DIRECTIVE.
From the entries below, copy every line that holds the word "зданий".

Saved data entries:
+++
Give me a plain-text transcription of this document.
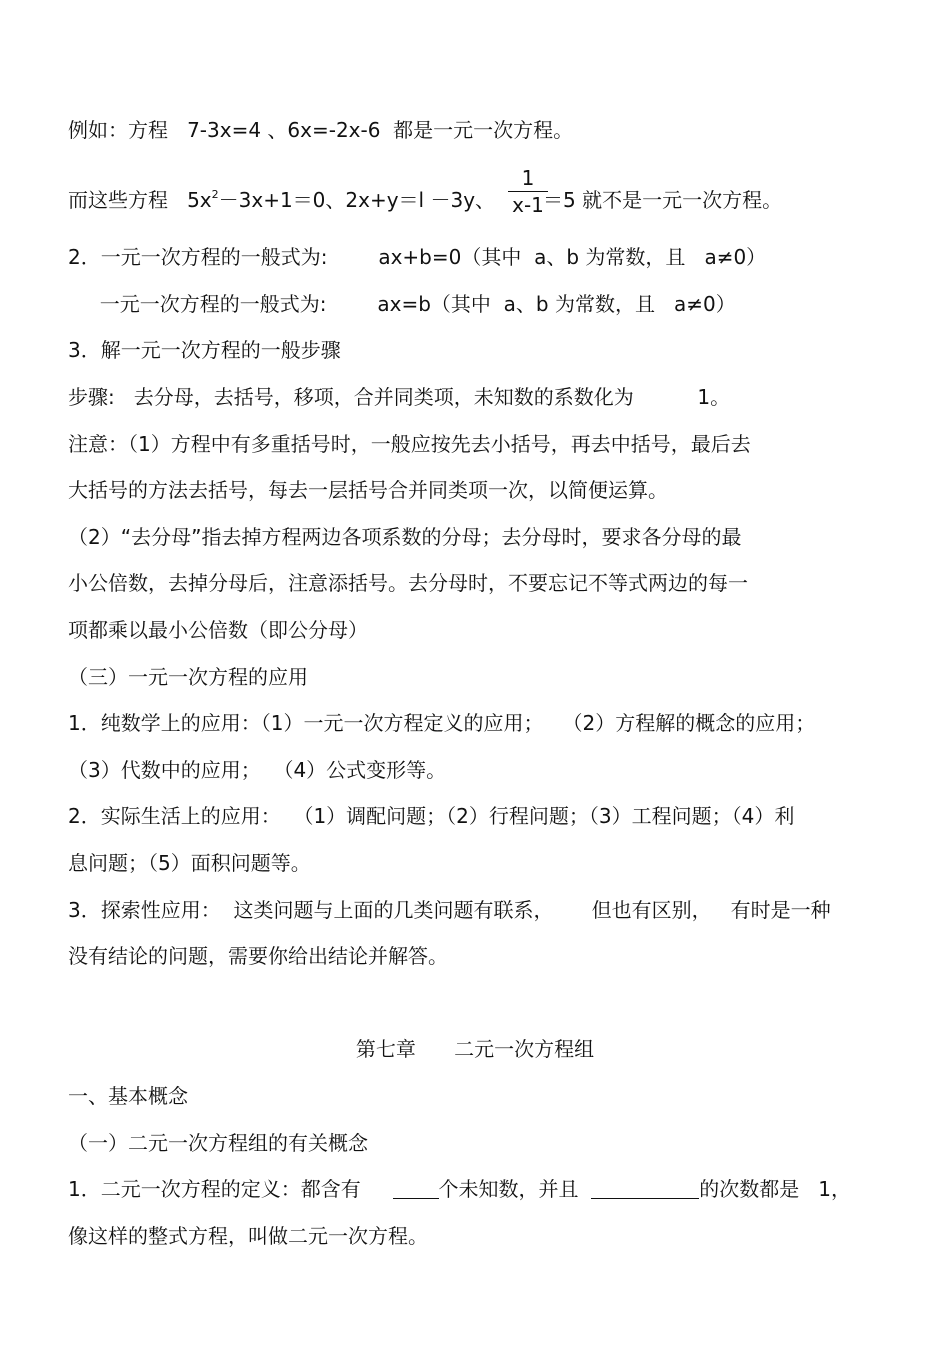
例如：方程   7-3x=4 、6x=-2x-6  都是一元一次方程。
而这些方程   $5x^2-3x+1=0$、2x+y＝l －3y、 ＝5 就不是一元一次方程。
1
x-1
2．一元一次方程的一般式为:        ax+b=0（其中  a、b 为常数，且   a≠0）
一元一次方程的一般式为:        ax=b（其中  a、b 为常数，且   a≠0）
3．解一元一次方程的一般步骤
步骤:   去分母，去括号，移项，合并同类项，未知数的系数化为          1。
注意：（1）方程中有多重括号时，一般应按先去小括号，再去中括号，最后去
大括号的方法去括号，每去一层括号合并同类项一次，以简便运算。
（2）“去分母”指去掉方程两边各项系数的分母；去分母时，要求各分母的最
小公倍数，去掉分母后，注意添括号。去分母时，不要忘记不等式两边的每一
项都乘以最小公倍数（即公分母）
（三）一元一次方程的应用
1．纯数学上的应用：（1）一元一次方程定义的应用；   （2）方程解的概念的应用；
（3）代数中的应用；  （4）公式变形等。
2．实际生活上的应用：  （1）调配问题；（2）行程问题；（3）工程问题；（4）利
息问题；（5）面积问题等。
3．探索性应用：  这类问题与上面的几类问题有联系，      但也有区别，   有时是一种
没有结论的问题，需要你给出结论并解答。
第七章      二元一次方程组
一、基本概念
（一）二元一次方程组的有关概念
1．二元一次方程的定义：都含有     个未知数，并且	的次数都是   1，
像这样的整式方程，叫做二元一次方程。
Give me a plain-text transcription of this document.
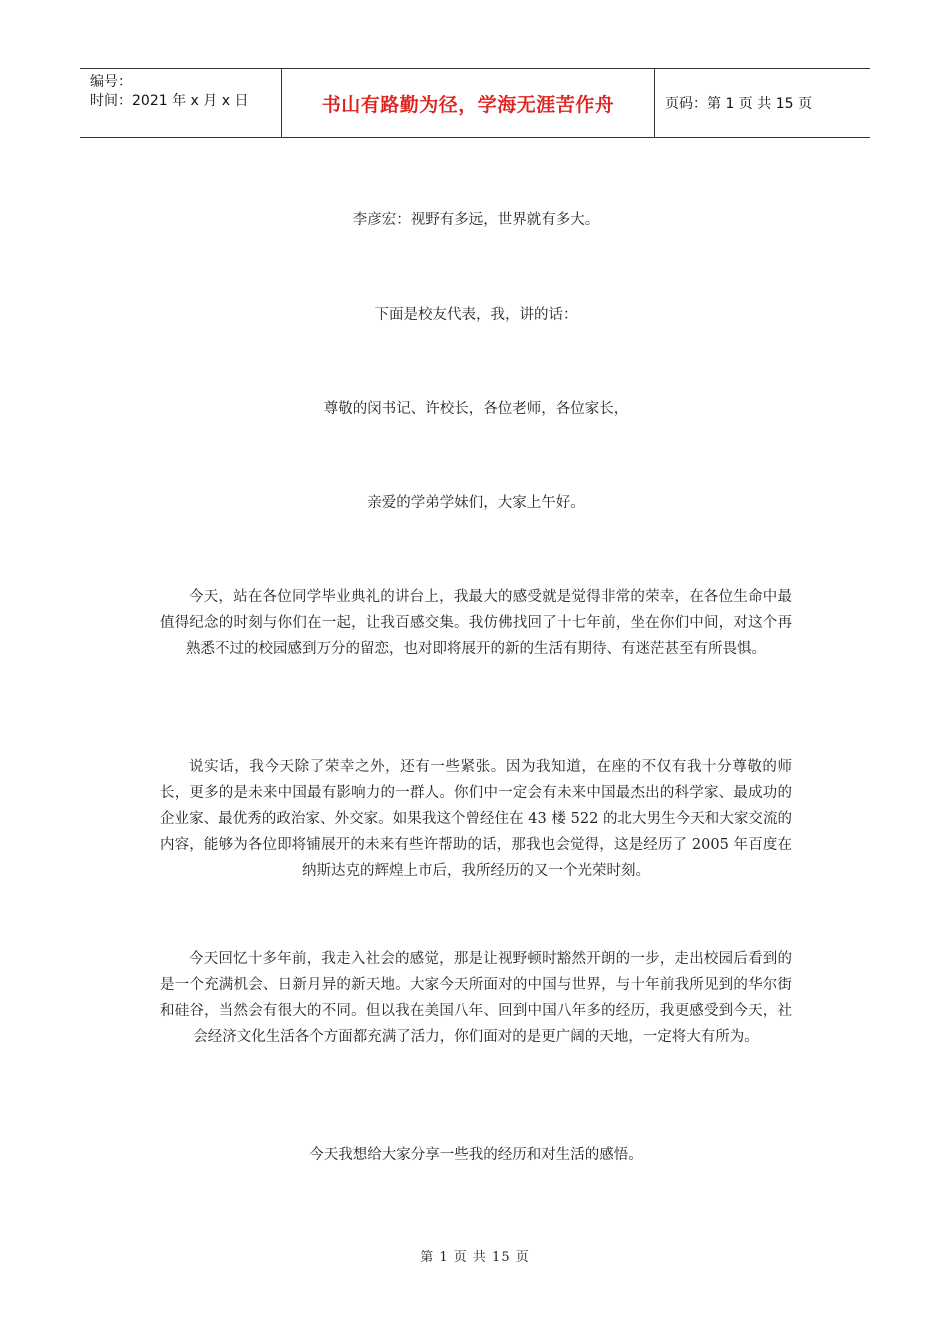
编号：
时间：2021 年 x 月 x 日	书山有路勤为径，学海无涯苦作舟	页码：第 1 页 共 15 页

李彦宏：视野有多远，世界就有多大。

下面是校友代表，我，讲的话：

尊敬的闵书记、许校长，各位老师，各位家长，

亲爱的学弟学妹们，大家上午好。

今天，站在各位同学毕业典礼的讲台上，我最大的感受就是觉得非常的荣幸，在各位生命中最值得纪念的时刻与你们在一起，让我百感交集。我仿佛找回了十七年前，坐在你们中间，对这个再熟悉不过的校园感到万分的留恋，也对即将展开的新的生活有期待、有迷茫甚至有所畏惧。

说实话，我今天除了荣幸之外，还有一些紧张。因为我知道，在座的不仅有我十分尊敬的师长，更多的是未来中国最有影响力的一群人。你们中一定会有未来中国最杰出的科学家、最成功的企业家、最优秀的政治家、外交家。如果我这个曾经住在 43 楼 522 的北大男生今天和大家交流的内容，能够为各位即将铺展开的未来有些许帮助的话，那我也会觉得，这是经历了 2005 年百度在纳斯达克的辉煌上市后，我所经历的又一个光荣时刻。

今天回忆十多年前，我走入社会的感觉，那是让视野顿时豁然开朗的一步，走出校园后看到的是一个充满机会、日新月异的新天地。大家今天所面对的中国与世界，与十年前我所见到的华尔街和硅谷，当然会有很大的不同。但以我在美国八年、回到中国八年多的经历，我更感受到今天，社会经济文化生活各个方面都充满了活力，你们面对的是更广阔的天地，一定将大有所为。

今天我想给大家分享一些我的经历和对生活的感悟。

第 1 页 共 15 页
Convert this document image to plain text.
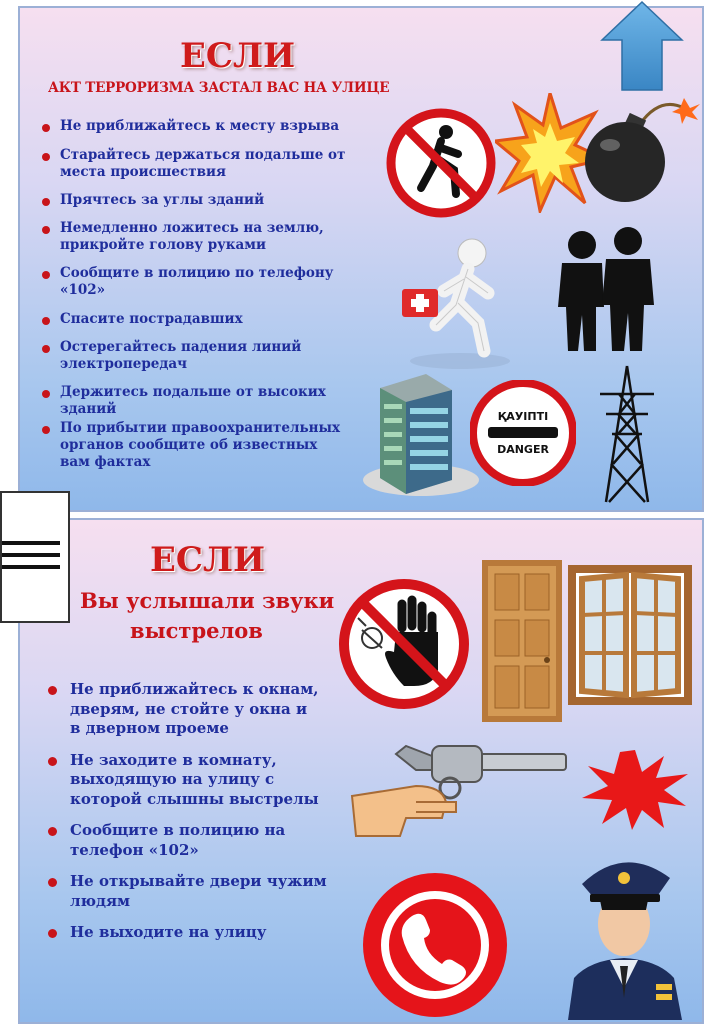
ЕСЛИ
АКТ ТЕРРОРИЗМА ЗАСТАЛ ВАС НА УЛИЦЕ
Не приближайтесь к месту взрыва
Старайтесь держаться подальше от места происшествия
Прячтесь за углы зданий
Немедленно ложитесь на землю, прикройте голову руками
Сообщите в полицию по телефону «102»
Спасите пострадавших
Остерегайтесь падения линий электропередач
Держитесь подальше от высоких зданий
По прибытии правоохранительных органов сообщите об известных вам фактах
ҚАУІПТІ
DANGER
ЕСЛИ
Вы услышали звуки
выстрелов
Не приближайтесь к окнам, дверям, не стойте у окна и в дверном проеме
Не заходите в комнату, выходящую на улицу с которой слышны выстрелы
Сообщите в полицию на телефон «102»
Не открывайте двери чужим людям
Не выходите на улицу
+++
THE RESPONSE.
Прячтесь за углы зданий
Держитесь подальше от высоких зданий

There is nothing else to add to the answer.